■ Task details ■
The data must be returned in full and exactly as given.
==*==
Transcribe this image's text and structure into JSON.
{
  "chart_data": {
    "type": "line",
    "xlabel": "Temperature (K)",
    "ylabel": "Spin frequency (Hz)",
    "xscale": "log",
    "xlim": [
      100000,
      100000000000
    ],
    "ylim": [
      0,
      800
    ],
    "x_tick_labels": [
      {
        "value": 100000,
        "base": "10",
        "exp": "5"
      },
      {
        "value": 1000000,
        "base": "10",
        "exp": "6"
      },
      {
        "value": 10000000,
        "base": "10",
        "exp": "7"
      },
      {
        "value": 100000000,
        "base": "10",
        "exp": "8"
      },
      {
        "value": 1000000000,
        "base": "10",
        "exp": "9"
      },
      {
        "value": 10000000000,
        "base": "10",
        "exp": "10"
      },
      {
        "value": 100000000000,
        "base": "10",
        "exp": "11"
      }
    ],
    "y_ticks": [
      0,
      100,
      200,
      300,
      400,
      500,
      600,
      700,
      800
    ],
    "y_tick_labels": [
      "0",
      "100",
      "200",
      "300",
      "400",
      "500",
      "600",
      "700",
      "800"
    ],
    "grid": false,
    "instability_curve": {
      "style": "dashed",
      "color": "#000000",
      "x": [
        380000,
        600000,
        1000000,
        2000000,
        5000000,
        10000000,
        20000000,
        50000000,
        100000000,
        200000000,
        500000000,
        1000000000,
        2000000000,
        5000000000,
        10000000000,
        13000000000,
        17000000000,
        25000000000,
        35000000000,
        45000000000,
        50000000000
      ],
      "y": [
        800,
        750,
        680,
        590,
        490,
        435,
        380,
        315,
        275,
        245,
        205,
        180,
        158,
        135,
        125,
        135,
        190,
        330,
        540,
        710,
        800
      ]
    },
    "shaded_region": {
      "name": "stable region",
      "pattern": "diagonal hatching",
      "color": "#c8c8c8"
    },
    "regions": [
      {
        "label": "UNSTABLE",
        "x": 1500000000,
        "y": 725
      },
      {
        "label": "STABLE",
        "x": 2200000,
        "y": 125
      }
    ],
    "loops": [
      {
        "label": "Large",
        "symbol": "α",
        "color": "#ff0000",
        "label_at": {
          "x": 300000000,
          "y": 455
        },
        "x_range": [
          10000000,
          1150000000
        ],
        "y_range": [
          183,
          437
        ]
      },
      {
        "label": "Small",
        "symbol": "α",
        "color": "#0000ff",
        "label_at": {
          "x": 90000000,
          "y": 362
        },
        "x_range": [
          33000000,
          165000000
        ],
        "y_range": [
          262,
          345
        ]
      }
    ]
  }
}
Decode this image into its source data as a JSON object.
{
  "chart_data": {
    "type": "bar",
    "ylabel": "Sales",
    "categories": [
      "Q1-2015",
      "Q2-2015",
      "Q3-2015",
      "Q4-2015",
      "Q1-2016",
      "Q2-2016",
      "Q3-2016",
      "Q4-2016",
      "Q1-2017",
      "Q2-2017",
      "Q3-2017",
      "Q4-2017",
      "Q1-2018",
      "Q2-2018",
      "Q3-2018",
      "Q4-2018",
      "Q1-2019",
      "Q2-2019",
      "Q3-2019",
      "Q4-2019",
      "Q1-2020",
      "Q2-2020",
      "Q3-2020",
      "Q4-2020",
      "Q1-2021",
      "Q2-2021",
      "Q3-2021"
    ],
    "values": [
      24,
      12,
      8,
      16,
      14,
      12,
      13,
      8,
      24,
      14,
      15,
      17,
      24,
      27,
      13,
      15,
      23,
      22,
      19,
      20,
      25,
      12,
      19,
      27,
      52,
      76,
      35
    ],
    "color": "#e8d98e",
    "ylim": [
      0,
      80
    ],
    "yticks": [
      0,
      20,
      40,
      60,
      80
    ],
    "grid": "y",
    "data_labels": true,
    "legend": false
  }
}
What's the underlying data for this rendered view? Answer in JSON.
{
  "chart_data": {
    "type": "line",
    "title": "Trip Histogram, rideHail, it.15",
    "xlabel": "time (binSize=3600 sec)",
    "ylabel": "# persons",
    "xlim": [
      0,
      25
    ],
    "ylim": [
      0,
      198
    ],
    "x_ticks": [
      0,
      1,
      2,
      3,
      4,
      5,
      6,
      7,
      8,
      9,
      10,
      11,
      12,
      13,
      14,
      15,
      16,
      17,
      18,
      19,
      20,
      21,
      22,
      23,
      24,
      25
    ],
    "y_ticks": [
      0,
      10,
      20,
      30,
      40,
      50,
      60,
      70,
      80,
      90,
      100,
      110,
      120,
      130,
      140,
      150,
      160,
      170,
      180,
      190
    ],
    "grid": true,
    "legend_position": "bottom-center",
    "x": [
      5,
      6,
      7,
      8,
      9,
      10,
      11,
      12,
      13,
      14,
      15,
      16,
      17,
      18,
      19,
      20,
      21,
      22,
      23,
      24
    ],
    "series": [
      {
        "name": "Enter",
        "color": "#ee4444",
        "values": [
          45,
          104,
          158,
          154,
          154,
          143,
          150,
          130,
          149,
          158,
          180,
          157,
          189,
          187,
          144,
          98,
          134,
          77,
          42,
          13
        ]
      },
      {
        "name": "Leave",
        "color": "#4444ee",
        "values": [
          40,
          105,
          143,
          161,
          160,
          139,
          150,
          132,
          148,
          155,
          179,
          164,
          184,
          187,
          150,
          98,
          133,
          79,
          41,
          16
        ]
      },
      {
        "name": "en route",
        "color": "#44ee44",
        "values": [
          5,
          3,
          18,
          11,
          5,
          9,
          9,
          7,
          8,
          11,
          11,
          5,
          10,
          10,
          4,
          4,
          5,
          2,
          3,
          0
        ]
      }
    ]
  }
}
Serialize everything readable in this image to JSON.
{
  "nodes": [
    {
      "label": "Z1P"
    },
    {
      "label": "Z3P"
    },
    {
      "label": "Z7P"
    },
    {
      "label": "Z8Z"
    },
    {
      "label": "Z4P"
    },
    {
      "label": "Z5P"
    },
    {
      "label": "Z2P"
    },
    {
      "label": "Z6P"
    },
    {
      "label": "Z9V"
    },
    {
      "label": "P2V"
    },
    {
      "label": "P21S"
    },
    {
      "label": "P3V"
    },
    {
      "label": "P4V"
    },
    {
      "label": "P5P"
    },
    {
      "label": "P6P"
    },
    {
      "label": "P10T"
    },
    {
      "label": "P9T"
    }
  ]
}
==*==
■ Exercise answer ■
Transcribe this image's text and structure into JSON.
{
  "chart_data": {
    "type": "line",
    "xlabel": "Temperature (K)",
    "ylabel": "Spin frequency (Hz)",
    "xscale": "log",
    "xlim": [
      100000,
      100000000000
    ],
    "ylim": [
      0,
      800
    ],
    "x_tick_labels": [
      {
        "value": 100000,
        "base": "10",
        "exp": "5"
      },
      {
        "value": 1000000,
        "base": "10",
        "exp": "6"
      },
      {
        "value": 10000000,
        "base": "10",
        "exp": "7"
      },
      {
        "value": 100000000,
        "base": "10",
        "exp": "8"
      },
      {
        "value": 1000000000,
        "base": "10",
        "exp": "9"
      },
      {
        "value": 10000000000,
        "base": "10",
        "exp": "10"
      },
      {
        "value": 100000000000,
        "base": "10",
        "exp": "11"
      }
    ],
    "y_ticks": [
      0,
      100,
      200,
      300,
      400,
      500,
      600,
      700,
      800
    ],
    "y_tick_labels": [
      "0",
      "100",
      "200",
      "300",
      "400",
      "500",
      "600",
      "700",
      "800"
    ],
    "grid": false,
    "instability_curve": {
      "style": "dashed",
      "color": "#000000",
      "x": [
        380000,
        600000,
        1000000,
        2000000,
        5000000,
        10000000,
        20000000,
        50000000,
        100000000,
        200000000,
        500000000,
        1000000000,
        2000000000,
        5000000000,
        10000000000,
        13000000000,
        17000000000,
        25000000000,
        35000000000,
        45000000000,
        50000000000
      ],
      "y": [
        800,
        750,
        680,
        590,
        490,
        435,
        380,
        315,
        275,
        245,
        205,
        180,
        158,
        135,
        125,
        135,
        190,
        330,
        540,
        710,
        800
      ]
    },
    "shaded_region": {
      "name": "stable region",
      "pattern": "diagonal hatching",
      "color": "#c8c8c8"
    },
    "regions": [
      {
        "label": "UNSTABLE",
        "x": 1500000000,
        "y": 725
      },
      {
        "label": "STABLE",
        "x": 2200000,
        "y": 125
      }
    ],
    "loops": [
      {
        "label": "Large",
        "symbol": "α",
        "color": "#ff0000",
        "label_at": {
          "x": 300000000,
          "y": 455
        },
        "x_range": [
          10000000,
          1150000000
        ],
        "y_range": [
          183,
          437
        ]
      },
      {
        "label": "Small",
        "symbol": "α",
        "color": "#0000ff",
        "label_at": {
          "x": 90000000,
          "y": 362
        },
        "x_range": [
          33000000,
          165000000
        ],
        "y_range": [
          262,
          345
        ]
      }
    ]
  }
}
Decode this image into its source data as a JSON object.
{
  "chart_data": {
    "type": "bar",
    "ylabel": "Sales",
    "categories": [
      "Q1-2015",
      "Q2-2015",
      "Q3-2015",
      "Q4-2015",
      "Q1-2016",
      "Q2-2016",
      "Q3-2016",
      "Q4-2016",
      "Q1-2017",
      "Q2-2017",
      "Q3-2017",
      "Q4-2017",
      "Q1-2018",
      "Q2-2018",
      "Q3-2018",
      "Q4-2018",
      "Q1-2019",
      "Q2-2019",
      "Q3-2019",
      "Q4-2019",
      "Q1-2020",
      "Q2-2020",
      "Q3-2020",
      "Q4-2020",
      "Q1-2021",
      "Q2-2021",
      "Q3-2021"
    ],
    "values": [
      24,
      12,
      8,
      16,
      14,
      12,
      13,
      8,
      24,
      14,
      15,
      17,
      24,
      27,
      13,
      15,
      23,
      22,
      19,
      20,
      25,
      12,
      19,
      27,
      52,
      76,
      35
    ],
    "color": "#e8d98e",
    "ylim": [
      0,
      80
    ],
    "yticks": [
      0,
      20,
      40,
      60,
      80
    ],
    "grid": "y",
    "data_labels": true,
    "legend": false
  }
}
What's the underlying data for this rendered view? Answer in JSON.
{
  "chart_data": {
    "type": "line",
    "title": "Trip Histogram, rideHail, it.15",
    "xlabel": "time (binSize=3600 sec)",
    "ylabel": "# persons",
    "xlim": [
      0,
      25
    ],
    "ylim": [
      0,
      198
    ],
    "x_ticks": [
      0,
      1,
      2,
      3,
      4,
      5,
      6,
      7,
      8,
      9,
      10,
      11,
      12,
      13,
      14,
      15,
      16,
      17,
      18,
      19,
      20,
      21,
      22,
      23,
      24,
      25
    ],
    "y_ticks": [
      0,
      10,
      20,
      30,
      40,
      50,
      60,
      70,
      80,
      90,
      100,
      110,
      120,
      130,
      140,
      150,
      160,
      170,
      180,
      190
    ],
    "grid": true,
    "legend_position": "bottom-center",
    "x": [
      5,
      6,
      7,
      8,
      9,
      10,
      11,
      12,
      13,
      14,
      15,
      16,
      17,
      18,
      19,
      20,
      21,
      22,
      23,
      24
    ],
    "series": [
      {
        "name": "Enter",
        "color": "#ee4444",
        "values": [
          45,
          104,
          158,
          154,
          154,
          143,
          150,
          130,
          149,
          158,
          180,
          157,
          189,
          187,
          144,
          98,
          134,
          77,
          42,
          13
        ]
      },
      {
        "name": "Leave",
        "color": "#4444ee",
        "values": [
          40,
          105,
          143,
          161,
          160,
          139,
          150,
          132,
          148,
          155,
          179,
          164,
          184,
          187,
          150,
          98,
          133,
          79,
          41,
          16
        ]
      },
      {
        "name": "en route",
        "color": "#44ee44",
        "values": [
          5,
          3,
          18,
          11,
          5,
          9,
          9,
          7,
          8,
          11,
          11,
          5,
          10,
          10,
          4,
          4,
          5,
          2,
          3,
          0
        ]
      }
    ]
  }
}
Serialize everything readable in this image to JSON.
{
  "nodes": [
    {
      "label": "Z1P"
    },
    {
      "label": "Z3P"
    },
    {
      "label": "Z7P"
    },
    {
      "label": "Z8Z"
    },
    {
      "label": "Z4P"
    },
    {
      "label": "Z5P"
    },
    {
      "label": "Z2P"
    },
    {
      "label": "Z6P"
    },
    {
      "label": "Z9V"
    },
    {
      "label": "P2V"
    },
    {
      "label": "P21S"
    },
    {
      "label": "P3V"
    },
    {
      "label": "P4V"
    },
    {
      "label": "P5P"
    },
    {
      "label": "P6P"
    },
    {
      "label": "P10T"
    },
    {
      "label": "P9T"
    }
  ]
}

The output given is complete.